How many lines in this data contain the string "JSON"? Reply with the number only.
** Begin Input for this task **
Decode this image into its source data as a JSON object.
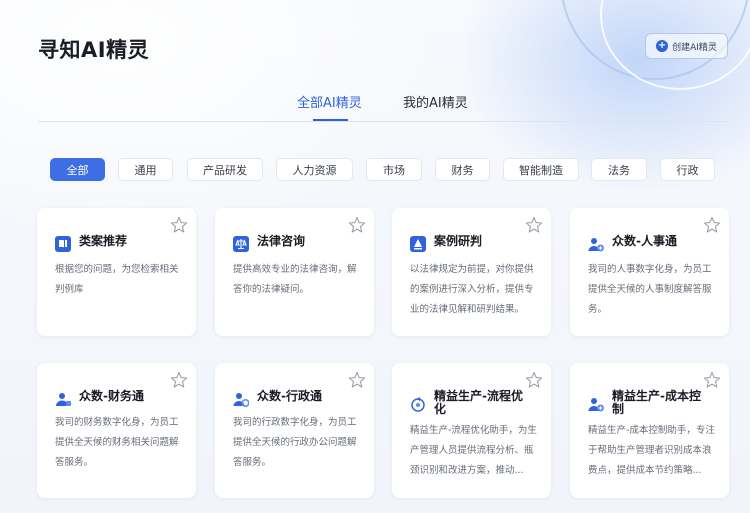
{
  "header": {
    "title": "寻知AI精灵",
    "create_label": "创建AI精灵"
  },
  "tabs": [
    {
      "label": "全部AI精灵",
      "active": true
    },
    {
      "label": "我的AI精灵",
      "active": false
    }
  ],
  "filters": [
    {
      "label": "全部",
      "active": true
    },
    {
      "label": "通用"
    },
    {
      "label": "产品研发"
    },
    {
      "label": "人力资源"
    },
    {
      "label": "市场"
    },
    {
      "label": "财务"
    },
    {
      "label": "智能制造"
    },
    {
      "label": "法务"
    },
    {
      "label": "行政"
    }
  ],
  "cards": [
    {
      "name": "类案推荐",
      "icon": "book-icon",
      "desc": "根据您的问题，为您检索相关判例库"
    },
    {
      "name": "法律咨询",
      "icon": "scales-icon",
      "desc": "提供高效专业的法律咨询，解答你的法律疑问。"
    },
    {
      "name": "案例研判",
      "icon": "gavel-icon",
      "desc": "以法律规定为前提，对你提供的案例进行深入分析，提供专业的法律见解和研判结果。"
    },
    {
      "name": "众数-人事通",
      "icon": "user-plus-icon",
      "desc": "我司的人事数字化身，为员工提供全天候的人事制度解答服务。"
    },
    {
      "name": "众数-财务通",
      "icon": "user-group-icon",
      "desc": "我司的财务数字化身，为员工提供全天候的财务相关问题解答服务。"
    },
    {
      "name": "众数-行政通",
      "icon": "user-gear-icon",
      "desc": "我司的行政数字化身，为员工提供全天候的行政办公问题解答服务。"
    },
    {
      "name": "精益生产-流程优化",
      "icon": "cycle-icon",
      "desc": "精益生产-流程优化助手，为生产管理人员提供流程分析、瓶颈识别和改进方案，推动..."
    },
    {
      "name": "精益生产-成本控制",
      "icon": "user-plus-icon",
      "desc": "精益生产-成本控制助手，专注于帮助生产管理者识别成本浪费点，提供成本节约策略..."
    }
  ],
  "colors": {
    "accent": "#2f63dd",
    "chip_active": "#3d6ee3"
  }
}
** End Input for this task **
** Begin Input for this task **
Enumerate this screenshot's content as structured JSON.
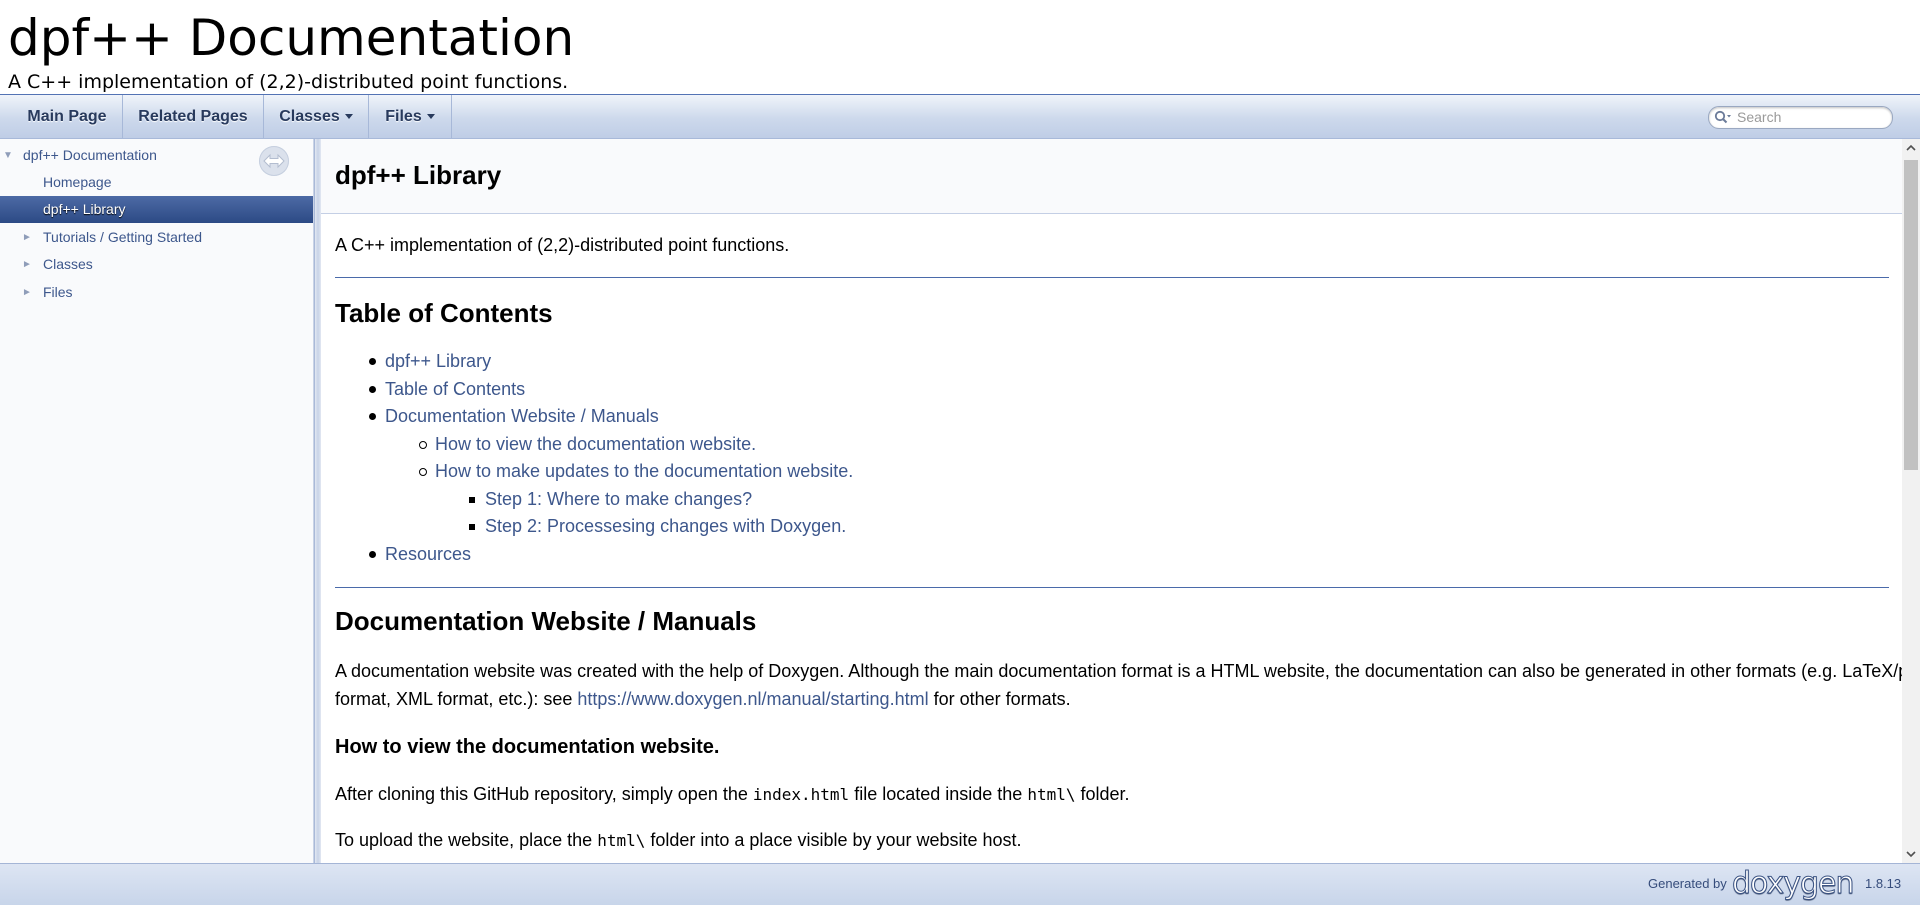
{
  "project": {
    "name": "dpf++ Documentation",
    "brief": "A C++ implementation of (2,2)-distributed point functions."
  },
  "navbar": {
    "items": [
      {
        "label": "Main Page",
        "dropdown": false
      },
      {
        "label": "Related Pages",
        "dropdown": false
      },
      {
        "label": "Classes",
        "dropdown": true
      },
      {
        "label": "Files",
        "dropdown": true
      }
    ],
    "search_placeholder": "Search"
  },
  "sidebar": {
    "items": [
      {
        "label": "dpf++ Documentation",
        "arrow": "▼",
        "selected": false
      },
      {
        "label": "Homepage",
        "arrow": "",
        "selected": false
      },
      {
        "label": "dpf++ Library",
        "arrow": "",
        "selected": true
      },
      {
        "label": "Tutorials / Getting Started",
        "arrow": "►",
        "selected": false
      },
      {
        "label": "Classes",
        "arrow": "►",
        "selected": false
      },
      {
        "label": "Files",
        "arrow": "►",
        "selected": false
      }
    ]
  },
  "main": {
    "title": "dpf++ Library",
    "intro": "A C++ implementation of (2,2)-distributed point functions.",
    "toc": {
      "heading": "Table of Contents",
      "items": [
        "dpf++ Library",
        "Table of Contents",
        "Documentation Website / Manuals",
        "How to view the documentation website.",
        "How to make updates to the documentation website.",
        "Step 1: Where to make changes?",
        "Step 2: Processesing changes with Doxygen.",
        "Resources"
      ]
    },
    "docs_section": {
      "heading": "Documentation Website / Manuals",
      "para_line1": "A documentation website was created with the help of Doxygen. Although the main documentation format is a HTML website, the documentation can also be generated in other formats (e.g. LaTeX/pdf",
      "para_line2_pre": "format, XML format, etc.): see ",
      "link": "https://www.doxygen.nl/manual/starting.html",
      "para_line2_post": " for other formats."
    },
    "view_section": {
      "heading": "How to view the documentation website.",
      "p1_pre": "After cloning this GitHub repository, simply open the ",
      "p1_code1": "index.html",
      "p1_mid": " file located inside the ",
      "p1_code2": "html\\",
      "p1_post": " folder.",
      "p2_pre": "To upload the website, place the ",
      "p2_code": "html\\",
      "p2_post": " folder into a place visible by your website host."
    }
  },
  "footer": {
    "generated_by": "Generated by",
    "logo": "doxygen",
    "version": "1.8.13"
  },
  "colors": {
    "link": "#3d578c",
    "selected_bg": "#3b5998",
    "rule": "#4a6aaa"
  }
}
** End Input for this task **
** Begin Input for this task **
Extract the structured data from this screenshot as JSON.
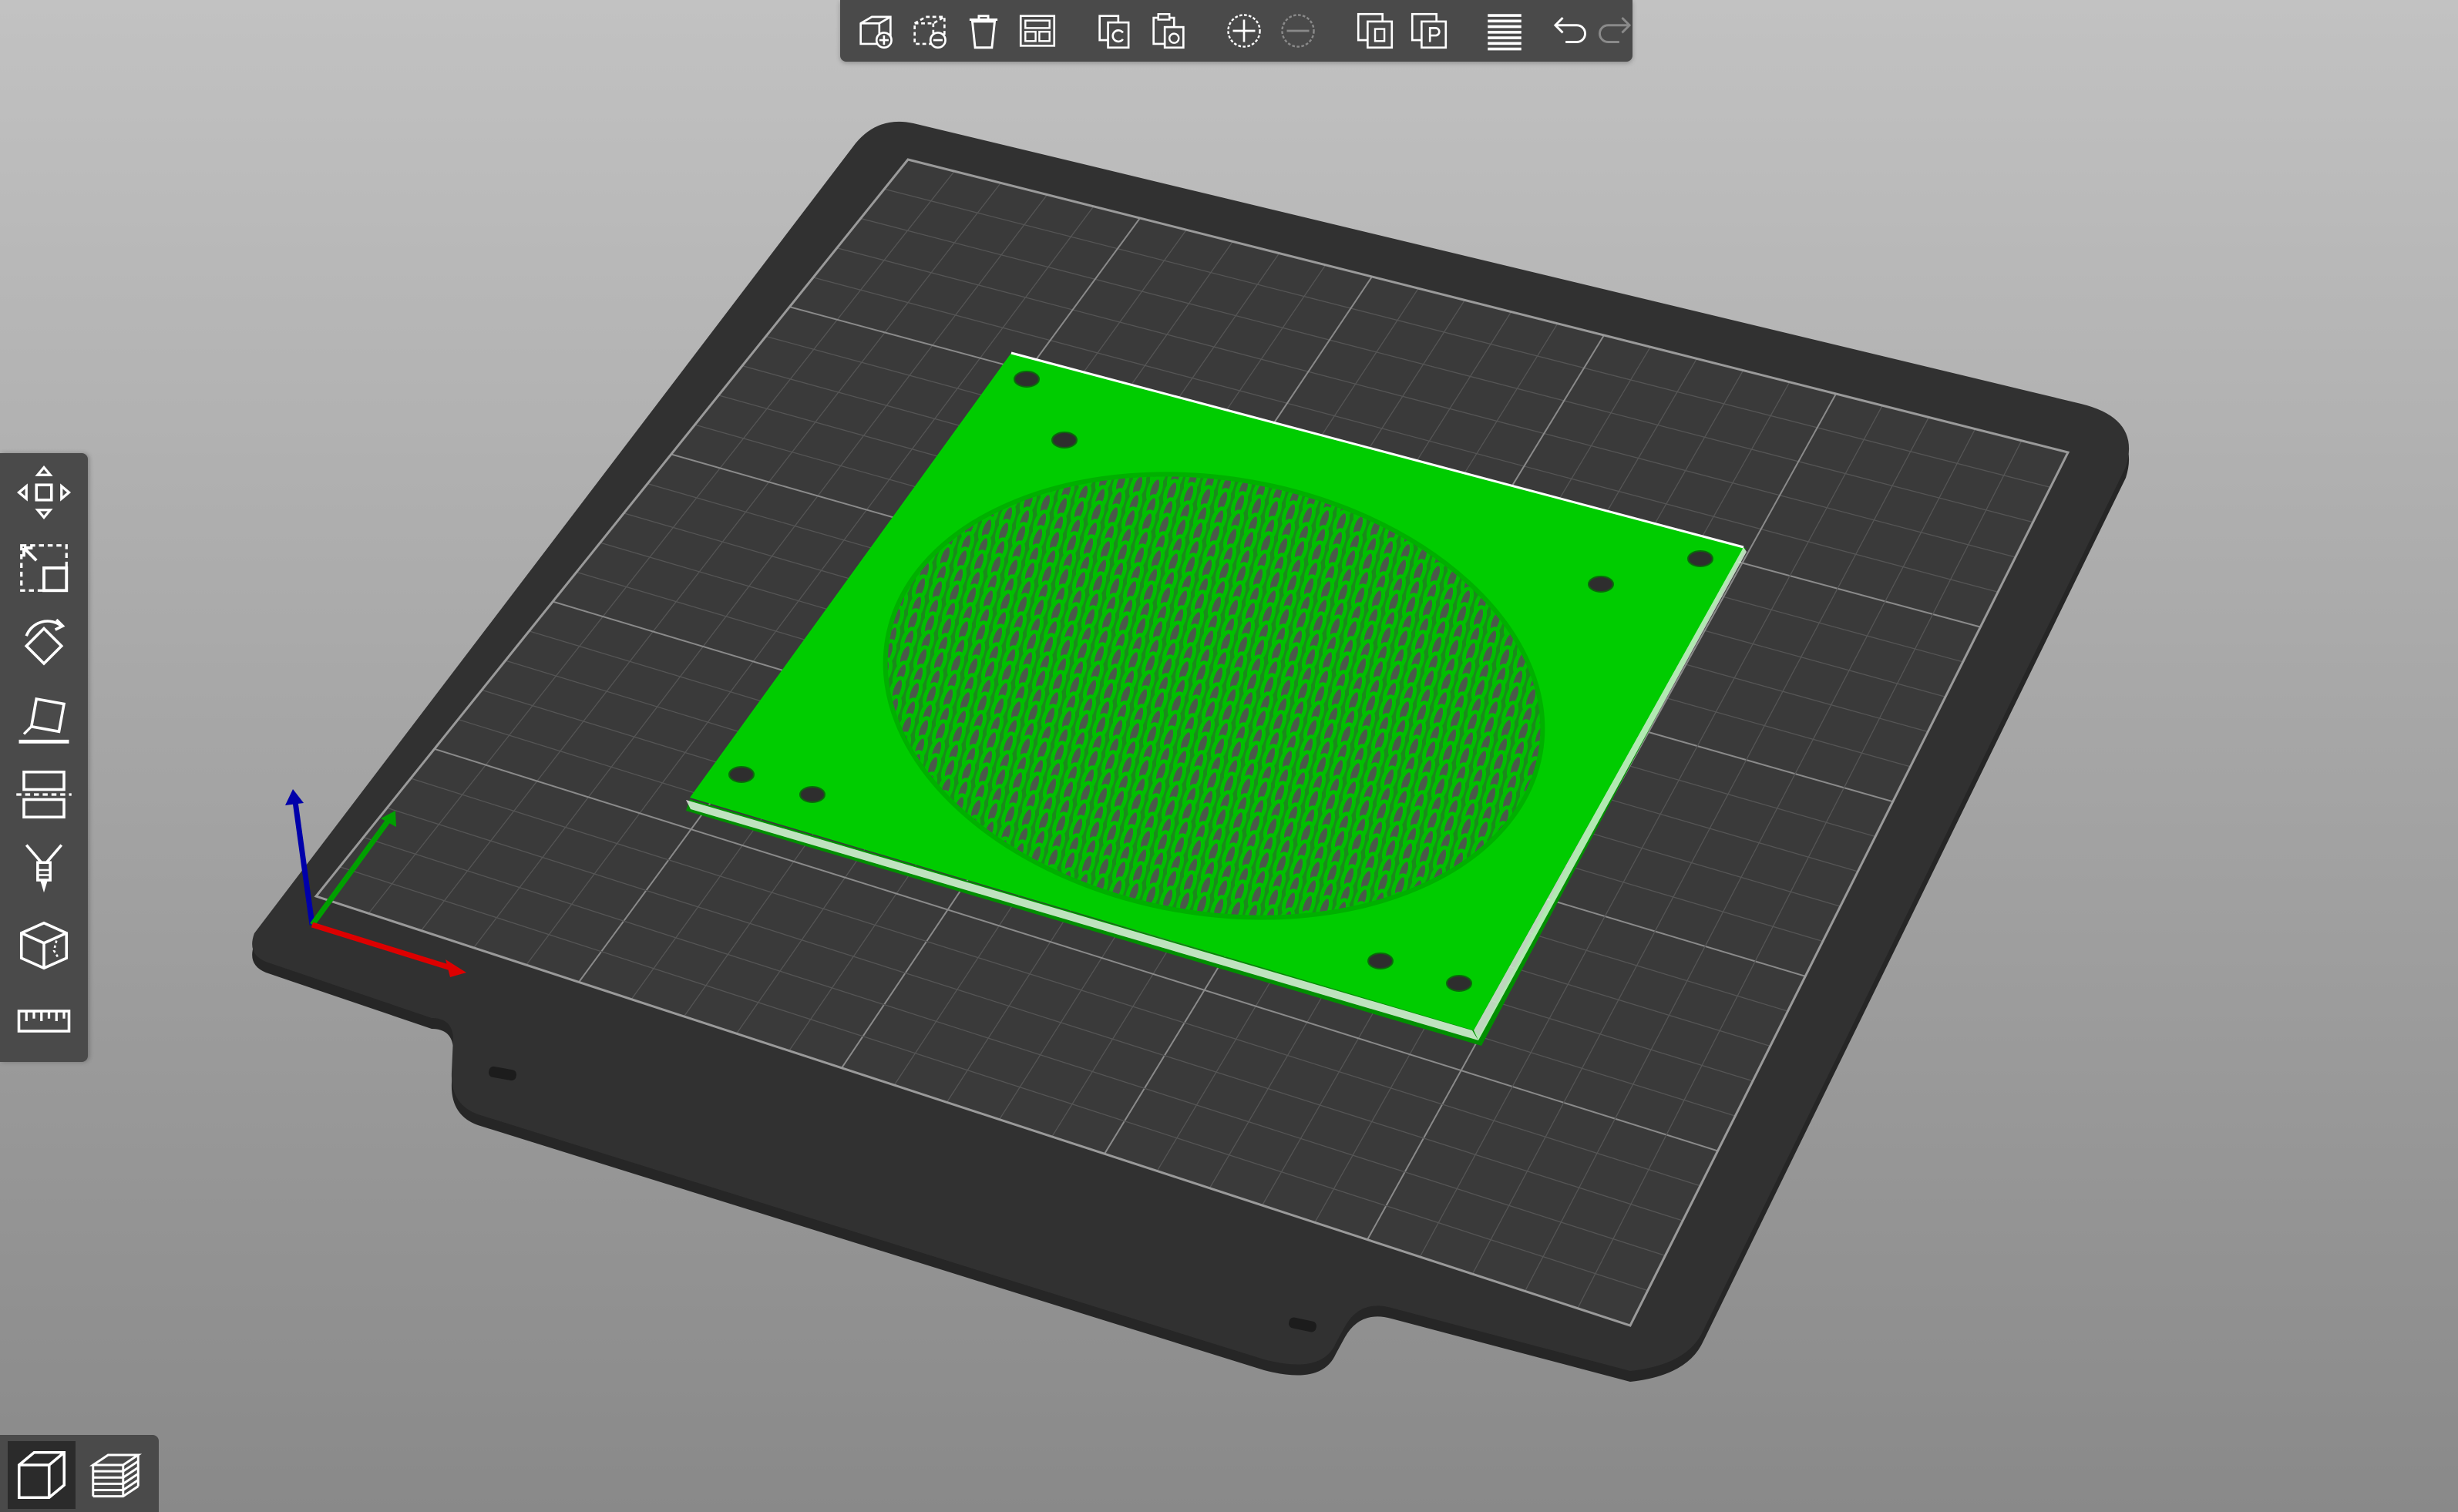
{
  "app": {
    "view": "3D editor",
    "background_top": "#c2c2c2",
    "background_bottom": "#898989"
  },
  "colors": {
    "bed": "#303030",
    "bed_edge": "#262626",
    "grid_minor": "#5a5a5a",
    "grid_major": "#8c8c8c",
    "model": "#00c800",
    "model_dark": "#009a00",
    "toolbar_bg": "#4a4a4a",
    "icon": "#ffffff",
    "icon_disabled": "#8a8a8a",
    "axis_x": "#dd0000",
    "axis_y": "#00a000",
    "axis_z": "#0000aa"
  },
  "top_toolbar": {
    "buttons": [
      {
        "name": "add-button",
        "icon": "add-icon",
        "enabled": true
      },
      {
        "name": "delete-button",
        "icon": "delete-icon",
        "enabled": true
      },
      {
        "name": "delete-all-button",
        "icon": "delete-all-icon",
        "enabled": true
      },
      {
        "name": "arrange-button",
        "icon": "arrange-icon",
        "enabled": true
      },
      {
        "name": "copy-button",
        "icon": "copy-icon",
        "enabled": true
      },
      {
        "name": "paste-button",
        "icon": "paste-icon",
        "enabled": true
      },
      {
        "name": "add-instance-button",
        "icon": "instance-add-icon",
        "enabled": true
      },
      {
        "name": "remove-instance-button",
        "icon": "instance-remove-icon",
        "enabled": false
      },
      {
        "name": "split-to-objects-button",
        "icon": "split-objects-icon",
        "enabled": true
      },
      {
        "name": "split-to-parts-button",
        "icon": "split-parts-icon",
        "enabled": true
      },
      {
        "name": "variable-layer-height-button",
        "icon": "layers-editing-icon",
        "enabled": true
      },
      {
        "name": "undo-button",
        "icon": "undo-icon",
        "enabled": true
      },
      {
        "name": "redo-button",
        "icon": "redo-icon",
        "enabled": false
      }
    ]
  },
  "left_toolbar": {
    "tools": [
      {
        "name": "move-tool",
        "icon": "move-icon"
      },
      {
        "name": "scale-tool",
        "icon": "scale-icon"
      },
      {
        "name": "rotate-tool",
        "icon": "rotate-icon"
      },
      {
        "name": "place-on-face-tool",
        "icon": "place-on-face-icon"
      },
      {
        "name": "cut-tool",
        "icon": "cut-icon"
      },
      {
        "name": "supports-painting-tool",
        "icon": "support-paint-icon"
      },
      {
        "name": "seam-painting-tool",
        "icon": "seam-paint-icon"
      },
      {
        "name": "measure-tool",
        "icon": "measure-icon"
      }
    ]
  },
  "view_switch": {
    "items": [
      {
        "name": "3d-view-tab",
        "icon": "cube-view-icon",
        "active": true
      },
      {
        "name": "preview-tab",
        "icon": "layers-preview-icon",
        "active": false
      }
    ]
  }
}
** End Input for this task **
* **Result for this exercise**
3